_Task objective_
Go through the entries below and print each one exactly, leaving out pictures.
-- Start Data shown --
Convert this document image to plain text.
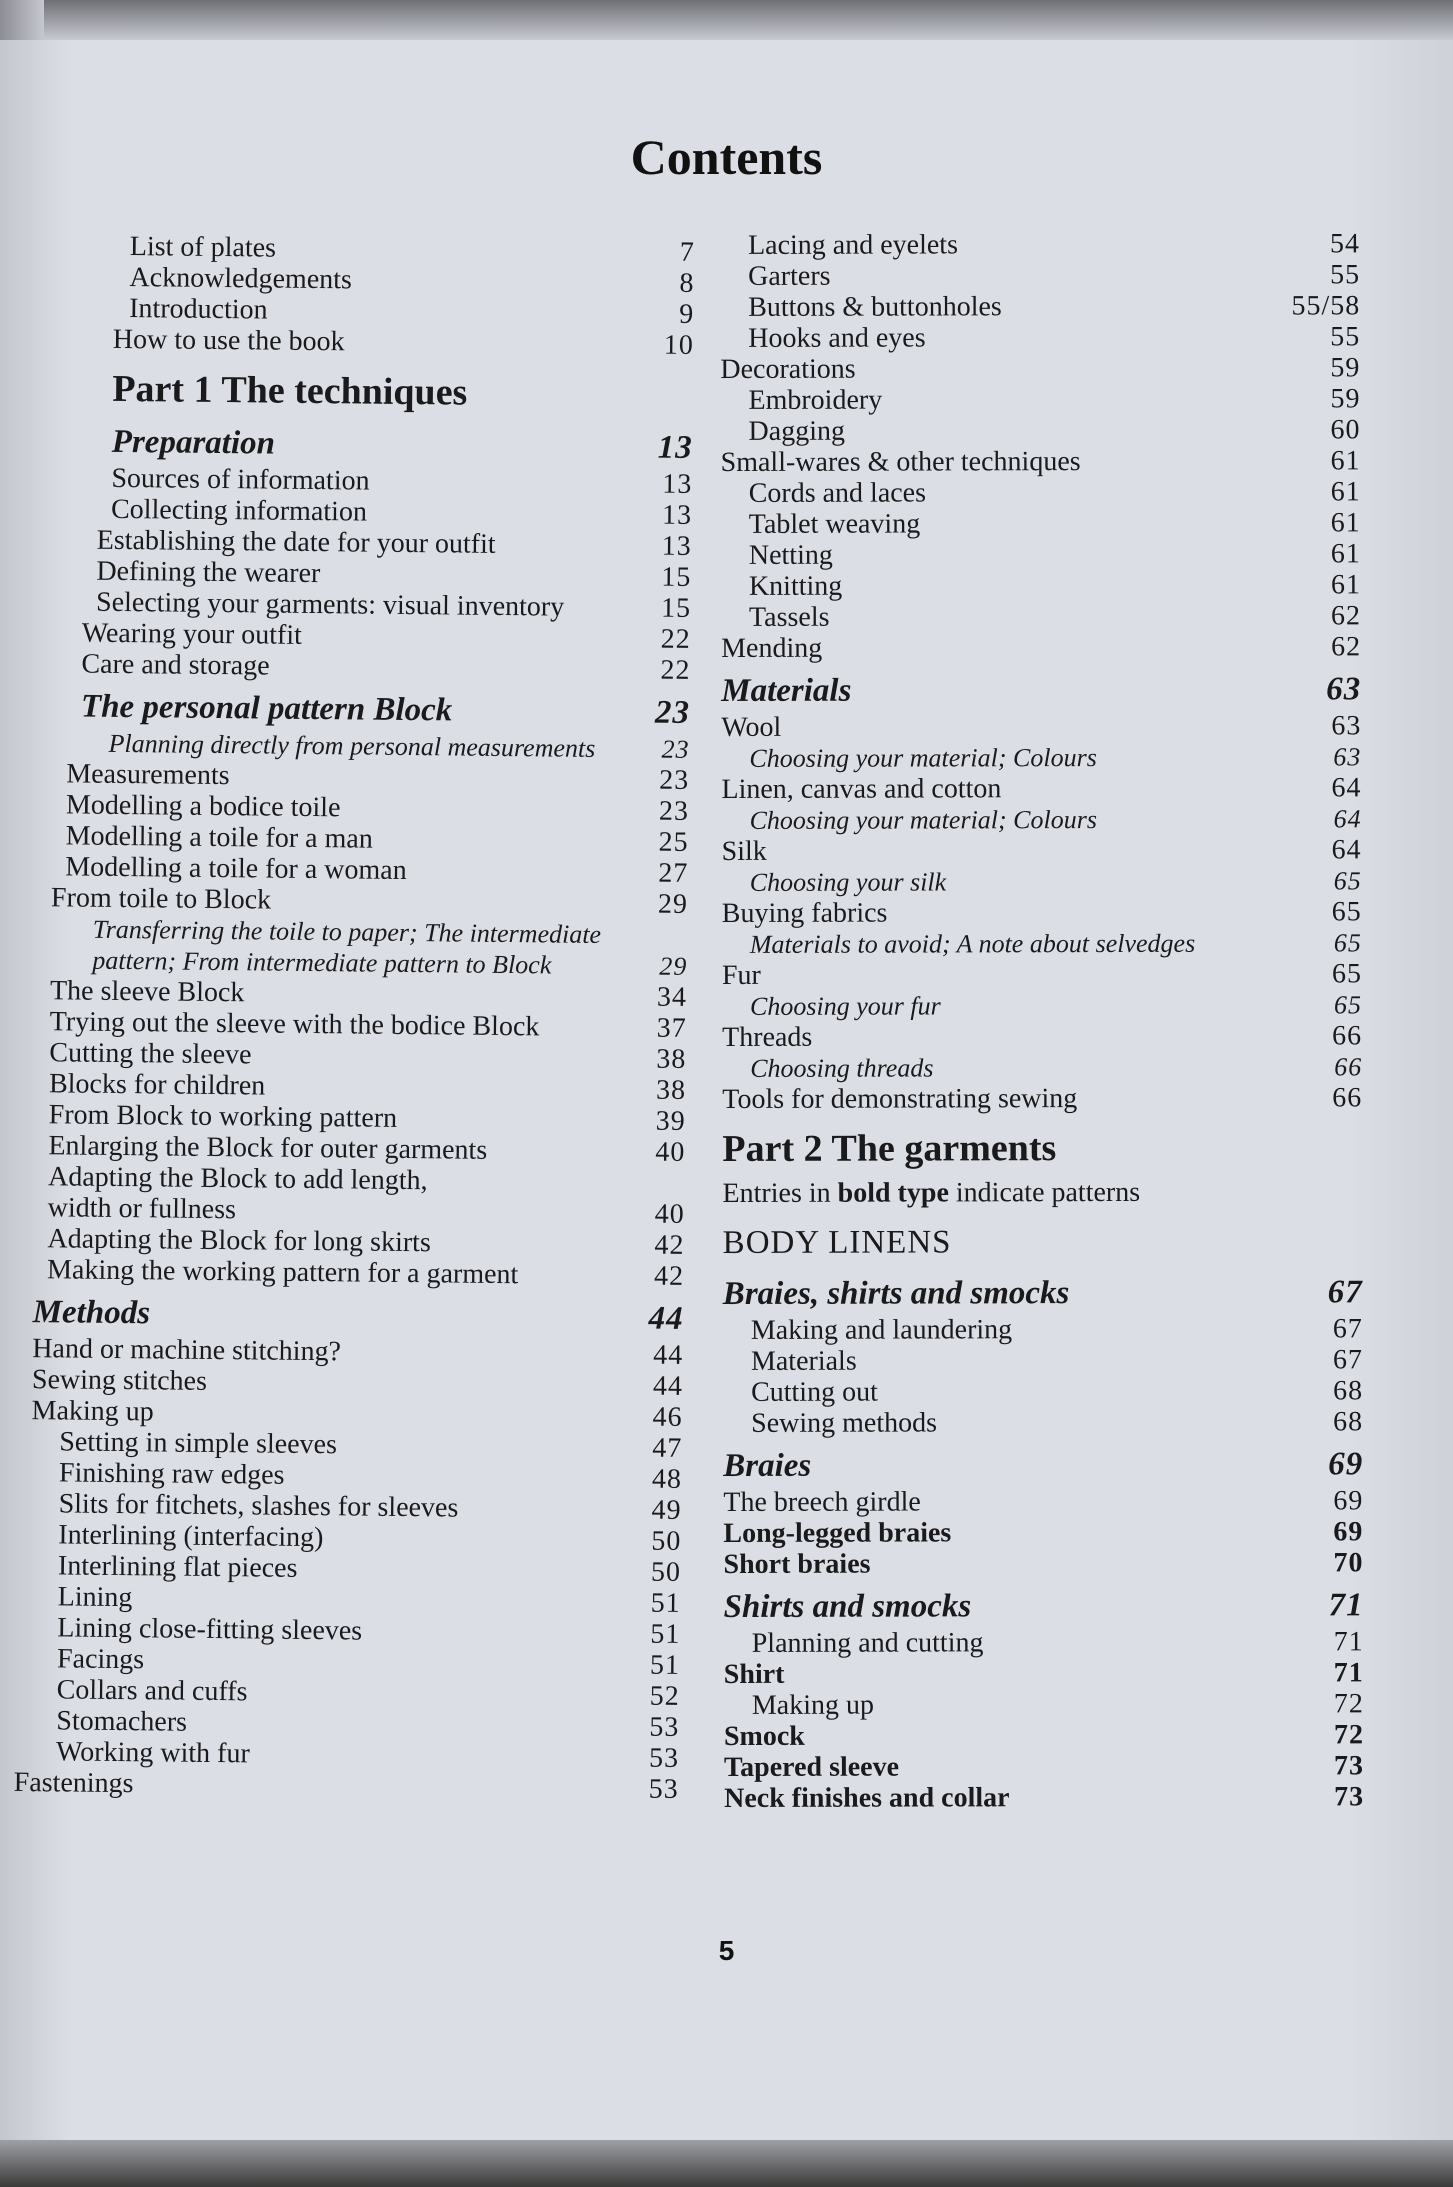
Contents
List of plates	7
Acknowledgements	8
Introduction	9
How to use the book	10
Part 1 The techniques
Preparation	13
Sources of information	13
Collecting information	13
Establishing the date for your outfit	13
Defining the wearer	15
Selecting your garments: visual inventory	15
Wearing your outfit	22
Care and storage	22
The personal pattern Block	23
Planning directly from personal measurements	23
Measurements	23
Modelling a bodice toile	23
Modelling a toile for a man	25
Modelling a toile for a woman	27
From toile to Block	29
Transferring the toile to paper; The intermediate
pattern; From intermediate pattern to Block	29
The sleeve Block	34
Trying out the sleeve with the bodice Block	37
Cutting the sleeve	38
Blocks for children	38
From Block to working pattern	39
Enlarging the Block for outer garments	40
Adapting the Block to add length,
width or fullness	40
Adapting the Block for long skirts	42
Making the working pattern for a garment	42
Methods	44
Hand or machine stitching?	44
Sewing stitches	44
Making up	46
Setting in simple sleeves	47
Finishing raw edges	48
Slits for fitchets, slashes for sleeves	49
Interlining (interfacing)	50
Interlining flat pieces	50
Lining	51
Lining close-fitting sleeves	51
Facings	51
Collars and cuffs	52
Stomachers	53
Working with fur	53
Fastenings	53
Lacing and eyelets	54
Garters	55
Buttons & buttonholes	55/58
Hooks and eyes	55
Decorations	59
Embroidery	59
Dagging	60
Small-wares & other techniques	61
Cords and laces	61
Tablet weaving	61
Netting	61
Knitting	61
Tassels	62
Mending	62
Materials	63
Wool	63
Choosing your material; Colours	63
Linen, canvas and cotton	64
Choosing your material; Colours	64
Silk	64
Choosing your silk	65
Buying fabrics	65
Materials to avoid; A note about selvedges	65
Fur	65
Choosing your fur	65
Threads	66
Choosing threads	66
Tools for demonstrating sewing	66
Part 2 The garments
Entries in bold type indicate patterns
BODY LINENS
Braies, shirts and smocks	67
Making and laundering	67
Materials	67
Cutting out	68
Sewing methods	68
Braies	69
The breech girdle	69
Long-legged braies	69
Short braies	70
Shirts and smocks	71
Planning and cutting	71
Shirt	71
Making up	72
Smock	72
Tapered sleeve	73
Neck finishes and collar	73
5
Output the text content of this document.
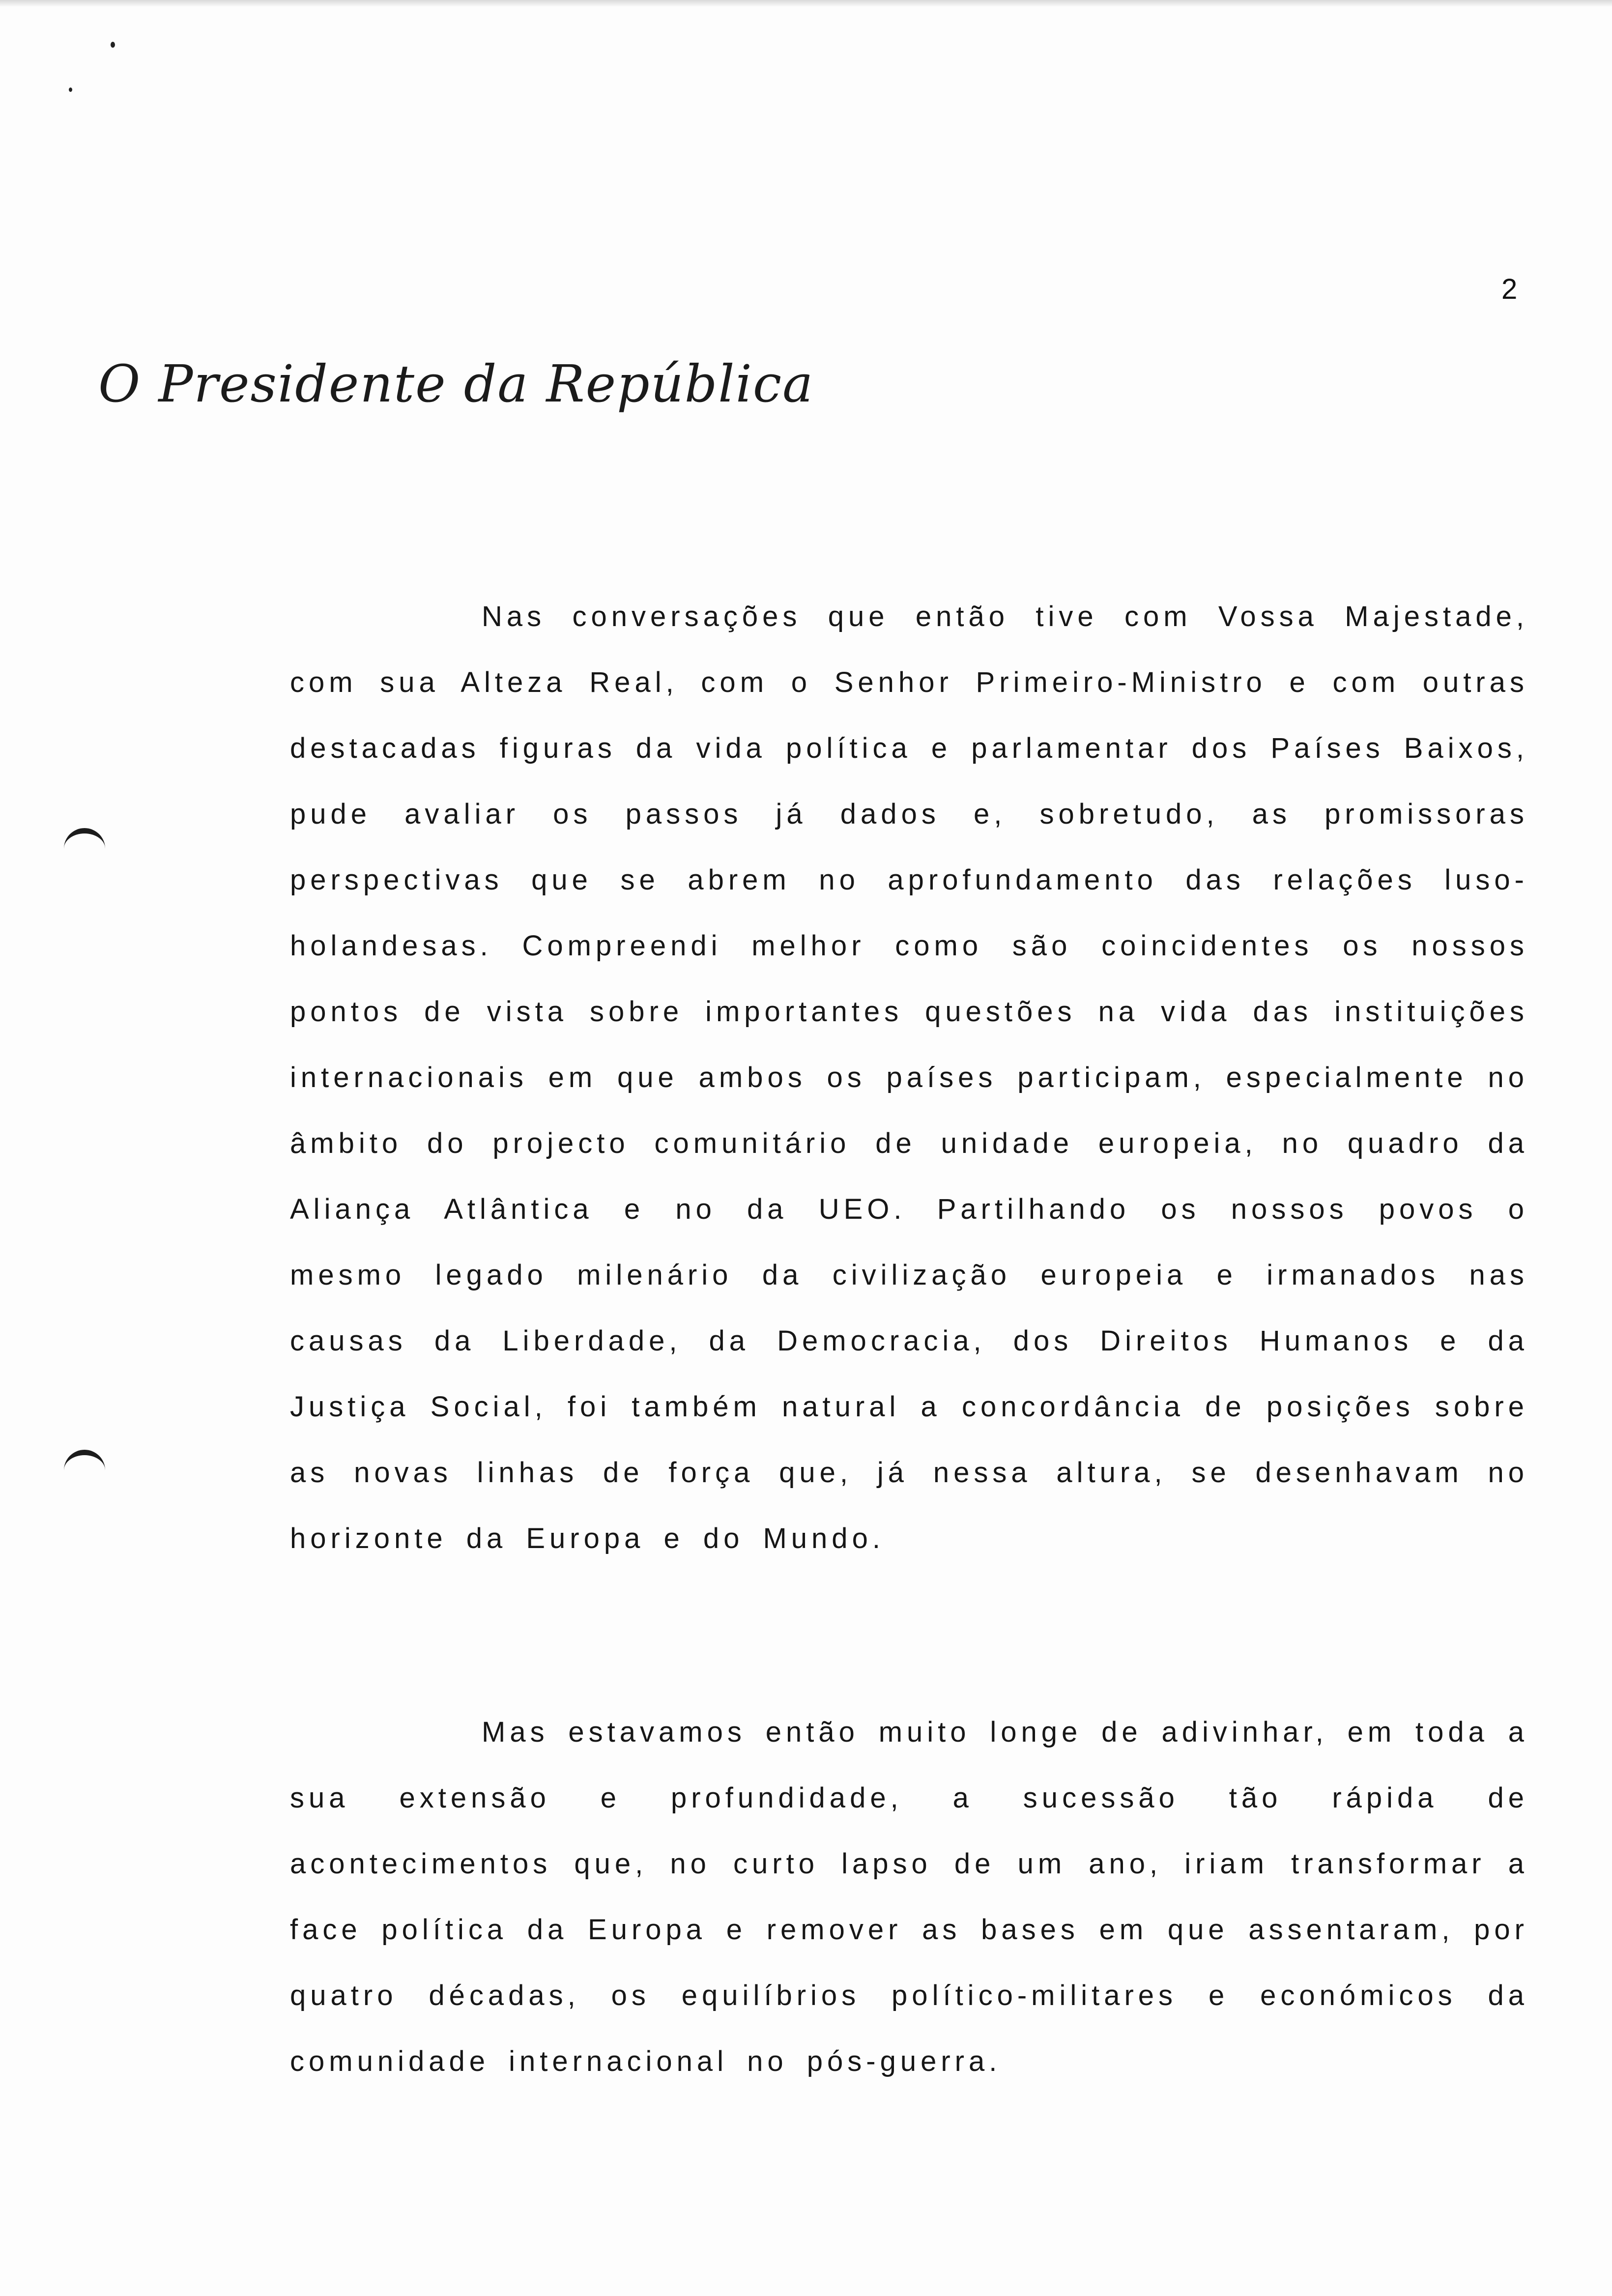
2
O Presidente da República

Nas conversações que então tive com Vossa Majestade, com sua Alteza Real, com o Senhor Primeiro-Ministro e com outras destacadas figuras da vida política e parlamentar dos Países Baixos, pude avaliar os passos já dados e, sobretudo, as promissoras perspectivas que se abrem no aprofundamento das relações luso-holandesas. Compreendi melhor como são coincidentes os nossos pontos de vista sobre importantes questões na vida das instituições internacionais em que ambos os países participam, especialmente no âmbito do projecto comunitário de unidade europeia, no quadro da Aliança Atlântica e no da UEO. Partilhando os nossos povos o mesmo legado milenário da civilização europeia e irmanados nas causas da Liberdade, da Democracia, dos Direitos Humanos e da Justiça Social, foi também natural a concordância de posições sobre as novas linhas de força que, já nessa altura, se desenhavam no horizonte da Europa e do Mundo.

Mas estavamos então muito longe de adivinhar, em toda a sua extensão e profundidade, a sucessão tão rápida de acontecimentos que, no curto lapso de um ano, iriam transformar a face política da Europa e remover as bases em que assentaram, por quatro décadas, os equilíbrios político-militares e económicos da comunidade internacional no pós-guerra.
-- End Data shown --
_Answer for this exercise_
Convert this document image to plain text.
Contents
List of plates	7
Acknowledgements	8
Introduction	9
How to use the book	10
Part 1 The techniques
Preparation	13
Sources of information	13
Collecting information	13
Establishing the date for your outfit	13
Defining the wearer	15
Selecting your garments: visual inventory	15
Wearing your outfit	22
Care and storage	22
The personal pattern Block	23
Planning directly from personal measurements	23
Measurements	23
Modelling a bodice toile	23
Modelling a toile for a man	25
Modelling a toile for a woman	27
From toile to Block	29
Transferring the toile to paper; The intermediate
pattern; From intermediate pattern to Block	29
The sleeve Block	34
Trying out the sleeve with the bodice Block	37
Cutting the sleeve	38
Blocks for children	38
From Block to working pattern	39
Enlarging the Block for outer garments	40
Adapting the Block to add length,
width or fullness	40
Adapting the Block for long skirts	42
Making the working pattern for a garment	42
Methods	44
Hand or machine stitching?	44
Sewing stitches	44
Making up	46
Setting in simple sleeves	47
Finishing raw edges	48
Slits for fitchets, slashes for sleeves	49
Interlining (interfacing)	50
Interlining flat pieces	50
Lining	51
Lining close-fitting sleeves	51
Facings	51
Collars and cuffs	52
Stomachers	53
Working with fur	53
Fastenings	53
Lacing and eyelets	54
Garters	55
Buttons & buttonholes	55/58
Hooks and eyes	55
Decorations	59
Embroidery	59
Dagging	60
Small-wares & other techniques	61
Cords and laces	61
Tablet weaving	61
Netting	61
Knitting	61
Tassels	62
Mending	62
Materials	63
Wool	63
Choosing your material; Colours	63
Linen, canvas and cotton	64
Choosing your material; Colours	64
Silk	64
Choosing your silk	65
Buying fabrics	65
Materials to avoid; A note about selvedges	65
Fur	65
Choosing your fur	65
Threads	66
Choosing threads	66
Tools for demonstrating sewing	66
Part 2 The garments
Entries in bold type indicate patterns
BODY LINENS
Braies, shirts and smocks	67
Making and laundering	67
Materials	67
Cutting out	68
Sewing methods	68
Braies	69
The breech girdle	69
Long-legged braies	69
Short braies	70
Shirts and smocks	71
Planning and cutting	71
Shirt	71
Making up	72
Smock	72
Tapered sleeve	73
Neck finishes and collar	73
5
Output the text content of this document.
2
O Presidente da República

Nas conversações que então tive com Vossa Majestade, com sua Alteza Real, com o Senhor Primeiro-Ministro e com outras destacadas figuras da vida política e parlamentar dos Países Baixos, pude avaliar os passos já dados e, sobretudo, as promissoras perspectivas que se abrem no aprofundamento das relações luso-holandesas. Compreendi melhor como são coincidentes os nossos pontos de vista sobre importantes questões na vida das instituições internacionais em que ambos os países participam, especialmente no âmbito do projecto comunitário de unidade europeia, no quadro da Aliança Atlântica e no da UEO. Partilhando os nossos povos o mesmo legado milenário da civilização europeia e irmanados nas causas da Liberdade, da Democracia, dos Direitos Humanos e da Justiça Social, foi também natural a concordância de posições sobre as novas linhas de força que, já nessa altura, se desenhavam no horizonte da Europa e do Mundo.

Mas estavamos então muito longe de adivinhar, em toda a sua extensão e profundidade, a sucessão tão rápida de acontecimentos que, no curto lapso de um ano, iriam transformar a face política da Europa e remover as bases em que assentaram, por quatro décadas, os equilíbrios político-militares e económicos da comunidade internacional no pós-guerra.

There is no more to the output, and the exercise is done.